Layout dataset entries:
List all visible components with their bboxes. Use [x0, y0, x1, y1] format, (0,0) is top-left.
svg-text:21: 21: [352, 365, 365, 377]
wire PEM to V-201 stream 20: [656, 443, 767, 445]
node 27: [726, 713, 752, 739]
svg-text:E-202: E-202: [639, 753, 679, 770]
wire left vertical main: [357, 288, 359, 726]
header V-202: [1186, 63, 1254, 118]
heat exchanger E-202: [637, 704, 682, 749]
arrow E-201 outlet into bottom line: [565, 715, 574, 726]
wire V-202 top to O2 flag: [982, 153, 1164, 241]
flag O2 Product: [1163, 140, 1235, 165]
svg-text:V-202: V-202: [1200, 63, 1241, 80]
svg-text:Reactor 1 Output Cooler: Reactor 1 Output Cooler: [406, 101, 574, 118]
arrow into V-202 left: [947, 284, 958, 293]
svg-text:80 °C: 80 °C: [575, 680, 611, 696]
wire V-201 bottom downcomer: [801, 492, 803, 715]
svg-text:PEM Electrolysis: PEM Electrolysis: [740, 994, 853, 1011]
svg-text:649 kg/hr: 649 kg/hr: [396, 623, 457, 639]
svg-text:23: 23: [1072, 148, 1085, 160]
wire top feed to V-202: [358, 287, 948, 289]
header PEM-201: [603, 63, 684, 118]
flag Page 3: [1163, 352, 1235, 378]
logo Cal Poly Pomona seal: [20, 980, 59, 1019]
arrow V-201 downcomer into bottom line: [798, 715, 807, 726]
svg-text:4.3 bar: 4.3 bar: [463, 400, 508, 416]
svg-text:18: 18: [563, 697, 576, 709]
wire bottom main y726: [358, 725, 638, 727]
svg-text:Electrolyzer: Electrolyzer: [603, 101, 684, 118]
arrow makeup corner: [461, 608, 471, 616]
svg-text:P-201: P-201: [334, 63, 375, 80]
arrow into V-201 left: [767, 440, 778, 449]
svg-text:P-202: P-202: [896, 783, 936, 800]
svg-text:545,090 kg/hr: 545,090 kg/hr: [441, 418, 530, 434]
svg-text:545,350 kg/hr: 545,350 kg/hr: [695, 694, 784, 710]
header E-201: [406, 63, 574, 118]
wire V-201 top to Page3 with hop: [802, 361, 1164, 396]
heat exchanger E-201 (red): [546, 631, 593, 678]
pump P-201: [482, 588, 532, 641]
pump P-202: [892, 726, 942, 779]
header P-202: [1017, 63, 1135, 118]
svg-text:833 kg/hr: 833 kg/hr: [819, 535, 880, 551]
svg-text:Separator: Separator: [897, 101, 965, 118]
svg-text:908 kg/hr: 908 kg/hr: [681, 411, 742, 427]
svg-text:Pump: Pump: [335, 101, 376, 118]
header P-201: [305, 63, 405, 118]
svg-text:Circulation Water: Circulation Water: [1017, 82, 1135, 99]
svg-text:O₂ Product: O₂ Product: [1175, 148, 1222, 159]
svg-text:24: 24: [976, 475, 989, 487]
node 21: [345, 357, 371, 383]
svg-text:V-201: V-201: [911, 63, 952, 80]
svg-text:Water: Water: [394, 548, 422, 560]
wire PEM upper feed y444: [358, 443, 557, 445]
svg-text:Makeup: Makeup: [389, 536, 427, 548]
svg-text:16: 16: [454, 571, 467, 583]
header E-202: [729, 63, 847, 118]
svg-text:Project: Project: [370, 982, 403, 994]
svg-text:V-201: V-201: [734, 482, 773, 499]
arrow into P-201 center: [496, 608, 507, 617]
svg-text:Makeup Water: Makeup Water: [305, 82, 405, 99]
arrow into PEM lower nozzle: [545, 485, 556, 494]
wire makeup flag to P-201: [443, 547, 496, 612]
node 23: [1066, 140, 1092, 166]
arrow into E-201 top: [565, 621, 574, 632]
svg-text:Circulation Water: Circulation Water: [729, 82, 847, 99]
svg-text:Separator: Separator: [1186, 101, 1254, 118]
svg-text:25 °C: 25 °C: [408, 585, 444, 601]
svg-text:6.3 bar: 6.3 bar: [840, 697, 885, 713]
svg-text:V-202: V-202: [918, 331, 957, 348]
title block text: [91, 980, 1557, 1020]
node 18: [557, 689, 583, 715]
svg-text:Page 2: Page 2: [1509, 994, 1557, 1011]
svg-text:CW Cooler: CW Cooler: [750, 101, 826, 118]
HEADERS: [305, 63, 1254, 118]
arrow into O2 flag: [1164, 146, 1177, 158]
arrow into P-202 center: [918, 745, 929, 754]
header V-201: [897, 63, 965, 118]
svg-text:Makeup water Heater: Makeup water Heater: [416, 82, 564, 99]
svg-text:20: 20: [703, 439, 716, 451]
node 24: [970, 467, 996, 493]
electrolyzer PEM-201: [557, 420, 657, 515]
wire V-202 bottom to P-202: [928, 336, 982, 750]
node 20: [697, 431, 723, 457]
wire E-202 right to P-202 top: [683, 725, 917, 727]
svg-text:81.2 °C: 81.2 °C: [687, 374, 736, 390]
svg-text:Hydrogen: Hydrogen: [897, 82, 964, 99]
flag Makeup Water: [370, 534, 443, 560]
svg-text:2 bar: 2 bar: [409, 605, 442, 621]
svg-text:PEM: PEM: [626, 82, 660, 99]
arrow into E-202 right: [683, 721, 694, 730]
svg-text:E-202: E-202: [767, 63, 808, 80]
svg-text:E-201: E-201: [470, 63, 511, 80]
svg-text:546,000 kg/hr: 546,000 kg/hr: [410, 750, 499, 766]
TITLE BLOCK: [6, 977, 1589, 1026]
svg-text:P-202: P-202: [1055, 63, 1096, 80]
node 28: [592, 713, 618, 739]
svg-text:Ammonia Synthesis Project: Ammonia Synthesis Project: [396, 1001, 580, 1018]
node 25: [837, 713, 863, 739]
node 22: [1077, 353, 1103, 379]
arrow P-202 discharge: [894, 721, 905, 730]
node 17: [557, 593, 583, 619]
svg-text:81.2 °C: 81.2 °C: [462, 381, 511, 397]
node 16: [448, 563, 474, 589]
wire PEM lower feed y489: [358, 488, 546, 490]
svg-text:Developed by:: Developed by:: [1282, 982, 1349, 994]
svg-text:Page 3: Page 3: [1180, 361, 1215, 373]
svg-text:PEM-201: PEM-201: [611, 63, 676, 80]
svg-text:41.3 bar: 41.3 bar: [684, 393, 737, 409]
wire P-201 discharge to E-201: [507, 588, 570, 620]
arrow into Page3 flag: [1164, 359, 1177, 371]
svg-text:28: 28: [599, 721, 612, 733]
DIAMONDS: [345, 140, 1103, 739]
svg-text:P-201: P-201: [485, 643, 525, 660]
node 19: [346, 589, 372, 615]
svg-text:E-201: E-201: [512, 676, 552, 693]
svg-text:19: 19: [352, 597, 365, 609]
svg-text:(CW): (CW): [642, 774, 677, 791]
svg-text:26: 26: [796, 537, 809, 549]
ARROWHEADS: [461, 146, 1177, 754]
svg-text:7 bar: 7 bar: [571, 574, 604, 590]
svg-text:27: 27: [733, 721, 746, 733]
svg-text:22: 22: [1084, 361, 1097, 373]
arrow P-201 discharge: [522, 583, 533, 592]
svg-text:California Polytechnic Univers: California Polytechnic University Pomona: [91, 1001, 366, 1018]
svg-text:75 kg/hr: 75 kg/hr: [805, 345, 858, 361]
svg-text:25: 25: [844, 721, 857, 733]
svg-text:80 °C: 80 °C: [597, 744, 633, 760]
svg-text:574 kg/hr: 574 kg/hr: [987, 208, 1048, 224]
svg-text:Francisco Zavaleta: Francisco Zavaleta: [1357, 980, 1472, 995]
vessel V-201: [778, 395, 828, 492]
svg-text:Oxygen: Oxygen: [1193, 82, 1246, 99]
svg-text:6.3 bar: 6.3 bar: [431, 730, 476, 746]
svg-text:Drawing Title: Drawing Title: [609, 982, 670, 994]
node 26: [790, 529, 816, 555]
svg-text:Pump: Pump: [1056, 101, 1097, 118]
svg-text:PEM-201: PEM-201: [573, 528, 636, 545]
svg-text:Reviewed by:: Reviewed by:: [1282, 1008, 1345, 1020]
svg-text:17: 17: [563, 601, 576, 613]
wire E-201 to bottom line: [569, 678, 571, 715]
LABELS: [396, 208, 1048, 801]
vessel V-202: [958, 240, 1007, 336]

> **Set problem**
Rename "wire" to "pipe" in everything from the start of the material down to the line containing "wire V-201 bottom", and give those lines again with nothing else changed.

> **Exercise output**
List all visible components with their bboxes. Use [x0, y0, x1, y1] format, (0,0) is top-left.
svg-text:21: 21: [352, 365, 365, 377]
pipe PEM to V-201 stream 20: [656, 443, 767, 445]
node 27: [726, 713, 752, 739]
svg-text:E-202: E-202: [639, 753, 679, 770]
pipe left vertical main: [357, 288, 359, 726]
header V-202: [1186, 63, 1254, 118]
heat exchanger E-202: [637, 704, 682, 749]
arrow E-201 outlet into bottom line: [565, 715, 574, 726]
pipe V-202 top to O2 flag: [982, 153, 1164, 241]
flag O2 Product: [1163, 140, 1235, 165]
svg-text:V-202: V-202: [1200, 63, 1241, 80]
svg-text:Reactor 1 Output Cooler: Reactor 1 Output Cooler: [406, 101, 574, 118]
arrow into V-202 left: [947, 284, 958, 293]
svg-text:80 °C: 80 °C: [575, 680, 611, 696]
pipe V-201 bottom downcomer: [801, 492, 803, 715]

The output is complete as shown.